# START OF Dataset

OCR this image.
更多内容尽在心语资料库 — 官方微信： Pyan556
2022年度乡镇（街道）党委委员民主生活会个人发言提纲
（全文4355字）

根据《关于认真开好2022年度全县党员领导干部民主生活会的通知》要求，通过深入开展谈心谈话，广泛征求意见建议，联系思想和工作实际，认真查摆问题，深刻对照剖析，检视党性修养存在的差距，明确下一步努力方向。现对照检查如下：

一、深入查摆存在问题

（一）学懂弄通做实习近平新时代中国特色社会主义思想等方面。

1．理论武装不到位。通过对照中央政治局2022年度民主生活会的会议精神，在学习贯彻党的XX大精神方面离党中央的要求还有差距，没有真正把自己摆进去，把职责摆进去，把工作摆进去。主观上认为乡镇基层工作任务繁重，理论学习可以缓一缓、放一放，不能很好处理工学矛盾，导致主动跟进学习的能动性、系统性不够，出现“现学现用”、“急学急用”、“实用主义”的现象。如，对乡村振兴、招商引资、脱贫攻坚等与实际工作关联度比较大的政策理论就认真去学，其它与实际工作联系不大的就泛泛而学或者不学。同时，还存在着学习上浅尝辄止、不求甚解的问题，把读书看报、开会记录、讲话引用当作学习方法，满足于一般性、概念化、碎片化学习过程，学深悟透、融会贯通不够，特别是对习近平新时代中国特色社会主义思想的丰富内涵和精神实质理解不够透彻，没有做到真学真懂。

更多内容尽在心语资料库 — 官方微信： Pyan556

# END OF Dataset

▶ Task
All of the entries above must be quoted exactly.

▶ Exercise solution
OCR this image.
更多内容尽在心语资料库 — 官方微信： Pyan556
2022年度乡镇（街道）党委委员民主生活会个人发言提纲
（全文4355字）

根据《关于认真开好2022年度全县党员领导干部民主生活会的通知》要求，通过深入开展谈心谈话，广泛征求意见建议，联系思想和工作实际，认真查摆问题，深刻对照剖析，检视党性修养存在的差距，明确下一步努力方向。现对照检查如下：

一、深入查摆存在问题

（一）学懂弄通做实习近平新时代中国特色社会主义思想等方面。

1．理论武装不到位。通过对照中央政治局2022年度民主生活会的会议精神，在学习贯彻党的XX大精神方面离党中央的要求还有差距，没有真正把自己摆进去，把职责摆进去，把工作摆进去。主观上认为乡镇基层工作任务繁重，理论学习可以缓一缓、放一放，不能很好处理工学矛盾，导致主动跟进学习的能动性、系统性不够，出现“现学现用”、“急学急用”、“实用主义”的现象。如，对乡村振兴、招商引资、脱贫攻坚等与实际工作关联度比较大的政策理论就认真去学，其它与实际工作联系不大的就泛泛而学或者不学。同时，还存在着学习上浅尝辄止、不求甚解的问题，把读书看报、开会记录、讲话引用当作学习方法，满足于一般性、概念化、碎片化学习过程，学深悟透、融会贯通不够，特别是对习近平新时代中国特色社会主义思想的丰富内涵和精神实质理解不够透彻，没有做到真学真懂。

更多内容尽在心语资料库 — 官方微信： Pyan556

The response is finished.